§ **PROBLEM REQUIREMENTS**: Below are some entries. Copy each line that holds the string "Iambicus".

§ **EXERCISE MATERIALS**:
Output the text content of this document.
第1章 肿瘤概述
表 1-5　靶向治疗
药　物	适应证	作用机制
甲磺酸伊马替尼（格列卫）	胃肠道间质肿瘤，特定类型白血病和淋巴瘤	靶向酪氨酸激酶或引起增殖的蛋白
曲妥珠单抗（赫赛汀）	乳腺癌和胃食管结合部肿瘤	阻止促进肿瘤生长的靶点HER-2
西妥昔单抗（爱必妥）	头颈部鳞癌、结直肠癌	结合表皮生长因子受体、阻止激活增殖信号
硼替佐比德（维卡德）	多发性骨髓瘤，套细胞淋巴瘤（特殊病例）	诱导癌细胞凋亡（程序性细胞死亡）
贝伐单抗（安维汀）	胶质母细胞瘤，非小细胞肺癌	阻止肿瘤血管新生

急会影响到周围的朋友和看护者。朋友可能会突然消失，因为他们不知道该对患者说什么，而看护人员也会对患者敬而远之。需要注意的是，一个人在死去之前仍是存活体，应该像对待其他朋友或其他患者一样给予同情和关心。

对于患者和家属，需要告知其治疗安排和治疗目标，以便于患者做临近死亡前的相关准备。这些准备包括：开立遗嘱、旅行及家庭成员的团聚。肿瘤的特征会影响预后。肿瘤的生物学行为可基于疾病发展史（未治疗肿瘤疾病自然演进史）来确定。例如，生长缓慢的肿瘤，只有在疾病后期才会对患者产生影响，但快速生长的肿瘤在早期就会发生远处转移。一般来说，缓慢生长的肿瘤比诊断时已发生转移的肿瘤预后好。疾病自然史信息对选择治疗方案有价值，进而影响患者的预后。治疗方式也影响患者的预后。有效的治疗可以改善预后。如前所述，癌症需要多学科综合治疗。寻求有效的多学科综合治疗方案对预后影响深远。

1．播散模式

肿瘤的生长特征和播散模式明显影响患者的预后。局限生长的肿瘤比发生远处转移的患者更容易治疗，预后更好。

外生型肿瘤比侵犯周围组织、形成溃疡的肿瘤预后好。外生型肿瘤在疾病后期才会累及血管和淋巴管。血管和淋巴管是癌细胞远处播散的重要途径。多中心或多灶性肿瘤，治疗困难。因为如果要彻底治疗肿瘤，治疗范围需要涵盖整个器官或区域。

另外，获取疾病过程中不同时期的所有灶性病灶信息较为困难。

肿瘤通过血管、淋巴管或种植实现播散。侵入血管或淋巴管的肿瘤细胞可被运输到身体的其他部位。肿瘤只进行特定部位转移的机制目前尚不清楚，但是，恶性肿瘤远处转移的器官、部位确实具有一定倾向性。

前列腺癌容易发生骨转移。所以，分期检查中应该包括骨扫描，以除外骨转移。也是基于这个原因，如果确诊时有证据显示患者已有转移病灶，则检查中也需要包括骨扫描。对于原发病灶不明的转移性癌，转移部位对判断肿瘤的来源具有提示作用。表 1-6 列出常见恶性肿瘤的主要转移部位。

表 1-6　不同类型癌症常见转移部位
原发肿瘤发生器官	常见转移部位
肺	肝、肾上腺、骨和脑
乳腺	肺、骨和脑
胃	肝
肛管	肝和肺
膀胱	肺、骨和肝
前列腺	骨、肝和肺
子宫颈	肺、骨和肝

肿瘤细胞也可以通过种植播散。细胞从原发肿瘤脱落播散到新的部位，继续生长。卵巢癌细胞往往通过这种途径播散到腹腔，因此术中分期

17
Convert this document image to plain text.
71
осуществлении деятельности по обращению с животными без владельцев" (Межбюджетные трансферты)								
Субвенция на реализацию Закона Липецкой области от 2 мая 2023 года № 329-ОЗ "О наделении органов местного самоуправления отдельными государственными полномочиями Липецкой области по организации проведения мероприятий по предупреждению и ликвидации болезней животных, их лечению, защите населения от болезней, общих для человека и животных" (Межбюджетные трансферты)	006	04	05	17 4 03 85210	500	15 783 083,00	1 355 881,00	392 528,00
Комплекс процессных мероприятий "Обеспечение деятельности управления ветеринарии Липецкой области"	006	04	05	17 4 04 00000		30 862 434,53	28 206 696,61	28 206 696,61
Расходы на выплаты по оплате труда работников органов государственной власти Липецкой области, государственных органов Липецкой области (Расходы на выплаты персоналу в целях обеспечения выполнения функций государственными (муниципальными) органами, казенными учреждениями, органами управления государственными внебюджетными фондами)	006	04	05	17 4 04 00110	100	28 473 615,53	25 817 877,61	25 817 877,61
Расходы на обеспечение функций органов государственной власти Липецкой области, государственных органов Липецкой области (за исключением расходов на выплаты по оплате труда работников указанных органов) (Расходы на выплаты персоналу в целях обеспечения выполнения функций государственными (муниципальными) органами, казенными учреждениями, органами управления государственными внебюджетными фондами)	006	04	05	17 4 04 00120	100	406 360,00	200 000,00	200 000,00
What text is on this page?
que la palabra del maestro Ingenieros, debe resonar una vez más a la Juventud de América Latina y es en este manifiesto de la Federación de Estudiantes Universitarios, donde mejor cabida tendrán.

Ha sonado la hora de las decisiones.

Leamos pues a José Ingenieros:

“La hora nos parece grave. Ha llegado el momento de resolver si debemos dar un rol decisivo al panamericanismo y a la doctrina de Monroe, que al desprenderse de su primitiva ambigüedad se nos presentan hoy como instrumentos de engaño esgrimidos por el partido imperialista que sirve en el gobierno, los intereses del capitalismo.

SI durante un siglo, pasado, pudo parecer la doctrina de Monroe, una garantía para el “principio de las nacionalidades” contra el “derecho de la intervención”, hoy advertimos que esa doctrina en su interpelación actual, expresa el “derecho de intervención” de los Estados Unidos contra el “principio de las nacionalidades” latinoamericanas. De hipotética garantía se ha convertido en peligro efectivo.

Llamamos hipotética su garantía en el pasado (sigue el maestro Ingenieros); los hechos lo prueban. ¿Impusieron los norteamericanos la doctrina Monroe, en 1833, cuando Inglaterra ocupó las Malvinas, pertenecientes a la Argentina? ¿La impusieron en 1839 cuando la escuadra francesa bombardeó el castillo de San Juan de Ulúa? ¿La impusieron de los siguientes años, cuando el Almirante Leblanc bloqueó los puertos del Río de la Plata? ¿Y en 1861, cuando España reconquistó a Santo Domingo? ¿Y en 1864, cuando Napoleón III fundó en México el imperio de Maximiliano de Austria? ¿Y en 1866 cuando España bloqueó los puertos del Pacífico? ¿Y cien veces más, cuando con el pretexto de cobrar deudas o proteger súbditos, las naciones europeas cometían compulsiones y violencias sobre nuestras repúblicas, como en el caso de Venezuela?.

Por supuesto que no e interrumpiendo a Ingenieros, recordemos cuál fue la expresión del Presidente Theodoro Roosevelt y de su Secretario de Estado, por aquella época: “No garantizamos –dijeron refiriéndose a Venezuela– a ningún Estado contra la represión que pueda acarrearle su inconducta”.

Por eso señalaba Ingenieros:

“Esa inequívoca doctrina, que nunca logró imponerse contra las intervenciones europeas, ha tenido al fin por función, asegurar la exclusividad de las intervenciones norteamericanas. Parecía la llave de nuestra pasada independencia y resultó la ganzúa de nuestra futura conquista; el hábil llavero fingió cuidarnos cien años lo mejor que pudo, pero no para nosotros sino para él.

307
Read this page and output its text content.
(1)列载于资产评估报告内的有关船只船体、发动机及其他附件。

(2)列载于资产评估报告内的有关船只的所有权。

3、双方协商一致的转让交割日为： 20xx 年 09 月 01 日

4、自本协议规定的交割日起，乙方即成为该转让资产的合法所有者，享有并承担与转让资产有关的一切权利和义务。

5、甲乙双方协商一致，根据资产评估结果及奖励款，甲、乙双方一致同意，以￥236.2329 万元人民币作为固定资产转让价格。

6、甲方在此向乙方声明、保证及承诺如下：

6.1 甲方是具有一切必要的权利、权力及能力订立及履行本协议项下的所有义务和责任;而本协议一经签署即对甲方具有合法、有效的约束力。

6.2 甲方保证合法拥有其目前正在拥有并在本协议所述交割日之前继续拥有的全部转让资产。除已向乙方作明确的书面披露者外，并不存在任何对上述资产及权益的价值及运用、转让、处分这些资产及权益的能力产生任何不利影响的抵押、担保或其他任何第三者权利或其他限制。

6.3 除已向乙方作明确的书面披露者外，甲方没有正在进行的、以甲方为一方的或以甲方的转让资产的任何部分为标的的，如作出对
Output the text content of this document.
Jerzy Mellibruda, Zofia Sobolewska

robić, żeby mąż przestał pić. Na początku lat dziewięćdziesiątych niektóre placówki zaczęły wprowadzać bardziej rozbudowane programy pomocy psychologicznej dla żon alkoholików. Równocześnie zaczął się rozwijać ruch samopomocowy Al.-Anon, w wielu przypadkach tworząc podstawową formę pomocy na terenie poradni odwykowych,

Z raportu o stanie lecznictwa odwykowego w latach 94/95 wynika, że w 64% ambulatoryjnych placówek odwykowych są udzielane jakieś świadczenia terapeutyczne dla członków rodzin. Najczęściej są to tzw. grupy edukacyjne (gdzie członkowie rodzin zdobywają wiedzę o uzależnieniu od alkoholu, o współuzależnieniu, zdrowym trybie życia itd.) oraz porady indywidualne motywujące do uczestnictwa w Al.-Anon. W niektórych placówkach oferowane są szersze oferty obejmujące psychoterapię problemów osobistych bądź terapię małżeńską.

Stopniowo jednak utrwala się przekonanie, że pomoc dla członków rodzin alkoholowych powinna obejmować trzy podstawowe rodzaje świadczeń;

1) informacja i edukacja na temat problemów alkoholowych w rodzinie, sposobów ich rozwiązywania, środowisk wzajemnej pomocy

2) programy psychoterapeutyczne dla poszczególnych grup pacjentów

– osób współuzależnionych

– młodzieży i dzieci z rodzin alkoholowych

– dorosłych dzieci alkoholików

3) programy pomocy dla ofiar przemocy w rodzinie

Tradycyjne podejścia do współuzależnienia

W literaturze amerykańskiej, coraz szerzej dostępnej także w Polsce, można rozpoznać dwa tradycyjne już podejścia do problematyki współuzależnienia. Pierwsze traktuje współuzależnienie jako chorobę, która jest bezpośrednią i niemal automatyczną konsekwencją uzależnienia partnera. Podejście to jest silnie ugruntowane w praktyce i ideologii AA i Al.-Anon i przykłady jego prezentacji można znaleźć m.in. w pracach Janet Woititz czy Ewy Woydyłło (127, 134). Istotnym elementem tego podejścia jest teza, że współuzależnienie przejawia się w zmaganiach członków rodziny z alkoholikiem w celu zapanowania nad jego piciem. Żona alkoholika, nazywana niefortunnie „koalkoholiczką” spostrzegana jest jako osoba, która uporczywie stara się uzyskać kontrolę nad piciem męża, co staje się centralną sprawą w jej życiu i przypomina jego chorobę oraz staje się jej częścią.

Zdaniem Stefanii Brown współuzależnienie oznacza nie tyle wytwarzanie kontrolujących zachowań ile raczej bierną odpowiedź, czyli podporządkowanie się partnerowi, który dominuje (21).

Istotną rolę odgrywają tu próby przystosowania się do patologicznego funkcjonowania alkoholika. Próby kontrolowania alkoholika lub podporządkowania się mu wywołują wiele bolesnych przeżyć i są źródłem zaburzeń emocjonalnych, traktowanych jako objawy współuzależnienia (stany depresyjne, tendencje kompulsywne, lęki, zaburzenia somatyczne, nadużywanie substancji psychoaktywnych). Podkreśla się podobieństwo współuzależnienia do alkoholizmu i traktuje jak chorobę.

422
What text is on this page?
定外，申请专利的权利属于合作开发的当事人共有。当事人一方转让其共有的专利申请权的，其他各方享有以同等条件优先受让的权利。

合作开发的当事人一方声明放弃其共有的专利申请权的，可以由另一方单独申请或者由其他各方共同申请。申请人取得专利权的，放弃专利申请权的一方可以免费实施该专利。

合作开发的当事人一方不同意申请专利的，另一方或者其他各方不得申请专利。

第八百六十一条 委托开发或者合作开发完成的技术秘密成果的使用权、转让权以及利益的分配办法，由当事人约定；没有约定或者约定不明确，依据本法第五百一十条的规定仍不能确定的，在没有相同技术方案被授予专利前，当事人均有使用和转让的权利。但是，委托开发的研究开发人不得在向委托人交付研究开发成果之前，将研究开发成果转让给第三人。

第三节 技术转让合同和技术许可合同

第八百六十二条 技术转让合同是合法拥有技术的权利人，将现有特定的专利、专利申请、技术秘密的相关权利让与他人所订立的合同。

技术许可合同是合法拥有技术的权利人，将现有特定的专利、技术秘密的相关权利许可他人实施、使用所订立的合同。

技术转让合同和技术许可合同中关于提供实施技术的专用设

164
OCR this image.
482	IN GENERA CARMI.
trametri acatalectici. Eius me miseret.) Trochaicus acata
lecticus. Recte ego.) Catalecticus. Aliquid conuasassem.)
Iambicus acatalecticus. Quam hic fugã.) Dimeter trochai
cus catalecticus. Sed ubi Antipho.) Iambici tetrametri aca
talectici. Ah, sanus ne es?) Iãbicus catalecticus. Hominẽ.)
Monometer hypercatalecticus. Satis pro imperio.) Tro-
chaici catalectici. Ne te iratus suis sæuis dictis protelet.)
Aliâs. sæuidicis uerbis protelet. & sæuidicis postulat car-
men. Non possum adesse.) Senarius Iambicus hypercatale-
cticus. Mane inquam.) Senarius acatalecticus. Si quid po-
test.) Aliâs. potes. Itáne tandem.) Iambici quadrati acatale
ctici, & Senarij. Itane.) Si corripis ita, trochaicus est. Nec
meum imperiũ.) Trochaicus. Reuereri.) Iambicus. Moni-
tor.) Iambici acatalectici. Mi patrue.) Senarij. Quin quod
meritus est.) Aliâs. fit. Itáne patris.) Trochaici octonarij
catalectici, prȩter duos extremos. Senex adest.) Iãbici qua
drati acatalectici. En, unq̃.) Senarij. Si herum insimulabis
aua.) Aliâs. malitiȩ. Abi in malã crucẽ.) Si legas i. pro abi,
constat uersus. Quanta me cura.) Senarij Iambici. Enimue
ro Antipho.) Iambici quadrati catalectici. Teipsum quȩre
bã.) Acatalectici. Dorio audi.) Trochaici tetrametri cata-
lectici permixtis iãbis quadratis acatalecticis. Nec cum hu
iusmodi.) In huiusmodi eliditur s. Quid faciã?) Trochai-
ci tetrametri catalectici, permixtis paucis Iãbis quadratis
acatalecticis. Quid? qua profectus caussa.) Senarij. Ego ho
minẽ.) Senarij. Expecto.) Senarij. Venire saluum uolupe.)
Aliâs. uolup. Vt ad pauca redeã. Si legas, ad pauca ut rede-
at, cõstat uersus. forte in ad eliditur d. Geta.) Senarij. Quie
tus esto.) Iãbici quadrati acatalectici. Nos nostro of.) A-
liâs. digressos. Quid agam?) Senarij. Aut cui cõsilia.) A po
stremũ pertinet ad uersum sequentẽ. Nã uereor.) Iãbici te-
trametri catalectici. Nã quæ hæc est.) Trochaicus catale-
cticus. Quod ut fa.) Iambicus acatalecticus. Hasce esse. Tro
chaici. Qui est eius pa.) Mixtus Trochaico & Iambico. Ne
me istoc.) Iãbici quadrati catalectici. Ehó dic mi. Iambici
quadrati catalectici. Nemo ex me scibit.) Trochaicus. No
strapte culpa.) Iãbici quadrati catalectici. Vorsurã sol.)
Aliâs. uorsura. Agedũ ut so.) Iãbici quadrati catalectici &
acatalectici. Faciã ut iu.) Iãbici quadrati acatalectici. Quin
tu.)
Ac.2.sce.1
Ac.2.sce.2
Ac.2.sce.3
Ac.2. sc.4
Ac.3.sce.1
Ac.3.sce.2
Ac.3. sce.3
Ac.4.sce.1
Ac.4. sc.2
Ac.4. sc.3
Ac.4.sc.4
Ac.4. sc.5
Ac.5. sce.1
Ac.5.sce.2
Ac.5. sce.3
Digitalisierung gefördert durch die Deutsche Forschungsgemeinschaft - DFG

§ **SOLUTION FOR THIS EXERCISE**:
Iambicus acatalecticus. Quam hic fugã.) Dimeter trochai
men. Non possum adesse.) Senarius Iambicus hypercatale-
meum imperiũ.) Trochaicus. Reuereri.) Iambicus. Moni-
cticus. Quod ut fa.) Iambicus acatalecticus. Hasce esse. Tro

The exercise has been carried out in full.